= REQUIRED WORK =
List all lines in the material below that contain "structured".

Extracts from a graphics dataset
* * *
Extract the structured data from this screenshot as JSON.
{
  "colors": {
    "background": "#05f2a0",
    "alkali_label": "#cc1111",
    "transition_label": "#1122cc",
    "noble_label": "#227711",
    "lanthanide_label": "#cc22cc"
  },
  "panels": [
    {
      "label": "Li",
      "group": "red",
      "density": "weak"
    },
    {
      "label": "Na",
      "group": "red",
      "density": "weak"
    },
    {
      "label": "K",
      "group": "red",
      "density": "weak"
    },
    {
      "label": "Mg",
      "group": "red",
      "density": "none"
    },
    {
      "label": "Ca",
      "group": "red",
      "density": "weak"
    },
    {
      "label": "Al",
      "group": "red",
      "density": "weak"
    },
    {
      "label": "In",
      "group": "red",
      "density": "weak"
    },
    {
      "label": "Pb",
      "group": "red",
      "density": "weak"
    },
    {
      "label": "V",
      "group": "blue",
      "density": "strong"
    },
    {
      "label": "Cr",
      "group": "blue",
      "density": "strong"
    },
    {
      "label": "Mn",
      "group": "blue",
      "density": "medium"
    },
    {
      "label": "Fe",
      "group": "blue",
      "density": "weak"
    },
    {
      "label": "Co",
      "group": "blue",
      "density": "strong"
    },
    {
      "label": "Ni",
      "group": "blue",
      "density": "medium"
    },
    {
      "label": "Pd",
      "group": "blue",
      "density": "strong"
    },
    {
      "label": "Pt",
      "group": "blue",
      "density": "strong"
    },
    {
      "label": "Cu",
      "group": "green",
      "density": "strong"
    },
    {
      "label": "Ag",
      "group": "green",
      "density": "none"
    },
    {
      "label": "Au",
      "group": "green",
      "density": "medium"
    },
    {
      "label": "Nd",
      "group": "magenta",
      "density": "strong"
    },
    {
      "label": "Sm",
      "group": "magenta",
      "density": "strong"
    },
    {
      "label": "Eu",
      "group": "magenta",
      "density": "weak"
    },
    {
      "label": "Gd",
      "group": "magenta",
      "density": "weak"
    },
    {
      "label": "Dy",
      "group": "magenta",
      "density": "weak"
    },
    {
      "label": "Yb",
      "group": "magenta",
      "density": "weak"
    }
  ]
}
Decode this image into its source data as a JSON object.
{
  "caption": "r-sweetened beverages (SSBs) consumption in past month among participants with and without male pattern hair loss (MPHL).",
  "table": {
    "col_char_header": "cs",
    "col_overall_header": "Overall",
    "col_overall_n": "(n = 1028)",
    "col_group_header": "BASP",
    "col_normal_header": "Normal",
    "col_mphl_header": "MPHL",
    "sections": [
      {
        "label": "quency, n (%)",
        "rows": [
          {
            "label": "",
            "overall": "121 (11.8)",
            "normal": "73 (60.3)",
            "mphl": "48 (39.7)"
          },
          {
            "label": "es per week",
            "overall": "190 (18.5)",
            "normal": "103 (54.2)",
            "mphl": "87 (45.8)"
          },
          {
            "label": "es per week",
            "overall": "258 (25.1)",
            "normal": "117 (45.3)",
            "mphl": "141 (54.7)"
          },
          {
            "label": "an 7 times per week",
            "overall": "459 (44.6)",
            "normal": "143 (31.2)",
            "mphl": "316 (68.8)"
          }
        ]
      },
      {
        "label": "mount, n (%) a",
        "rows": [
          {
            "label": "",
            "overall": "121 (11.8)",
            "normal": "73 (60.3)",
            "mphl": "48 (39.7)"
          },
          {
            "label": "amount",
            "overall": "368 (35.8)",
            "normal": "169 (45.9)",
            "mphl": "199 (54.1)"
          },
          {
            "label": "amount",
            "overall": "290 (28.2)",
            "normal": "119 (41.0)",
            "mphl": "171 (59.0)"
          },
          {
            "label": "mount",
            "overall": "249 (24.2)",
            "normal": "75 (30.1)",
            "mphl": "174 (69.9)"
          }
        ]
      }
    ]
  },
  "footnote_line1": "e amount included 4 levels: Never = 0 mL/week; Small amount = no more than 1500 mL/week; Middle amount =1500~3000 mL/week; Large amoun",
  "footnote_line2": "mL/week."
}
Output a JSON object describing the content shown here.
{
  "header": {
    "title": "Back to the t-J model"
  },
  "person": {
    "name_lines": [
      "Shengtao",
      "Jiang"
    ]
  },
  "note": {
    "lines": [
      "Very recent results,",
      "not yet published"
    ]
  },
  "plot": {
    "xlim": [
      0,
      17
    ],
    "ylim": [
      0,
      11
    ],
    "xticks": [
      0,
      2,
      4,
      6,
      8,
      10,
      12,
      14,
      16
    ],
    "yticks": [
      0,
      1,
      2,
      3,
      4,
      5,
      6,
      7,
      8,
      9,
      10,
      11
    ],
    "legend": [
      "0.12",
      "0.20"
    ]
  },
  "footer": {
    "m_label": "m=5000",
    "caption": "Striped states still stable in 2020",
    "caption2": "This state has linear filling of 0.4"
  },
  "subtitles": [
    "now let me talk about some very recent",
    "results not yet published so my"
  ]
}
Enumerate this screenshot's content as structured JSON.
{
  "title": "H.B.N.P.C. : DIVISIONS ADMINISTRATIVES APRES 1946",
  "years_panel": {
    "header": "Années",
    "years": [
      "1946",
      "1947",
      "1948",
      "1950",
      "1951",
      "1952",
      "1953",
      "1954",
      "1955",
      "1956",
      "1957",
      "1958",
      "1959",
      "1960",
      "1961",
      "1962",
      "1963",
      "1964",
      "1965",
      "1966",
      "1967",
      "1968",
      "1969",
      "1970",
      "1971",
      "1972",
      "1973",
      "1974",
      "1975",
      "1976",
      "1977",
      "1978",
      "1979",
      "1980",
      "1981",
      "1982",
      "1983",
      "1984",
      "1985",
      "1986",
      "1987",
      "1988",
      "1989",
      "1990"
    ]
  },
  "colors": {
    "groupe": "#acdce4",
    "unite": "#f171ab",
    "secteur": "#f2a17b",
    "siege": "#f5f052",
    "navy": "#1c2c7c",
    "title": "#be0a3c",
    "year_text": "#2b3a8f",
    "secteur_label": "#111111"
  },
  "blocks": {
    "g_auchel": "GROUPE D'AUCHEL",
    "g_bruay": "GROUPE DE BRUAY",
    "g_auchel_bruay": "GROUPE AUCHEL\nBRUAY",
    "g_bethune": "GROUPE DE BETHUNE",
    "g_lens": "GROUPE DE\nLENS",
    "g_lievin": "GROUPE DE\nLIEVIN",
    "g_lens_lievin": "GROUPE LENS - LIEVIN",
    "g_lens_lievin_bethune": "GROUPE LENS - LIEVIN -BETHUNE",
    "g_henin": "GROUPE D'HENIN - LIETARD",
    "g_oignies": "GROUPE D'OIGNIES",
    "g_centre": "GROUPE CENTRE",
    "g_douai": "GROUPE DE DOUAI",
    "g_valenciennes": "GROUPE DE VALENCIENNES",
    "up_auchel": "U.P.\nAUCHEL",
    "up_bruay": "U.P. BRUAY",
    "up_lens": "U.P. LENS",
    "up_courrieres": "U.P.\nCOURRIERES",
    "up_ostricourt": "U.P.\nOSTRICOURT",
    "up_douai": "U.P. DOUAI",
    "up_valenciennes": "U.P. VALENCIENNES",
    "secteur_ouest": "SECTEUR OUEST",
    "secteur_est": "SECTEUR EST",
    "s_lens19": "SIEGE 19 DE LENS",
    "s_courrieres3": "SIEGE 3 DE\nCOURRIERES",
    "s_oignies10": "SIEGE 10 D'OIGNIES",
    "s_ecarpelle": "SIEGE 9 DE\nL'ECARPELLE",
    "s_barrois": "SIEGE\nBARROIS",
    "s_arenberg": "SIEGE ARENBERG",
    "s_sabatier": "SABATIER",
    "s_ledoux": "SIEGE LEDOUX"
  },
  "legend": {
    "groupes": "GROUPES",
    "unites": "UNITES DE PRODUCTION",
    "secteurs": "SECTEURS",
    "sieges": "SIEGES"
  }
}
* * *
= FINAL RESULT =
Extract the structured data from this screenshot as JSON.
Enumerate this screenshot's content as structured JSON.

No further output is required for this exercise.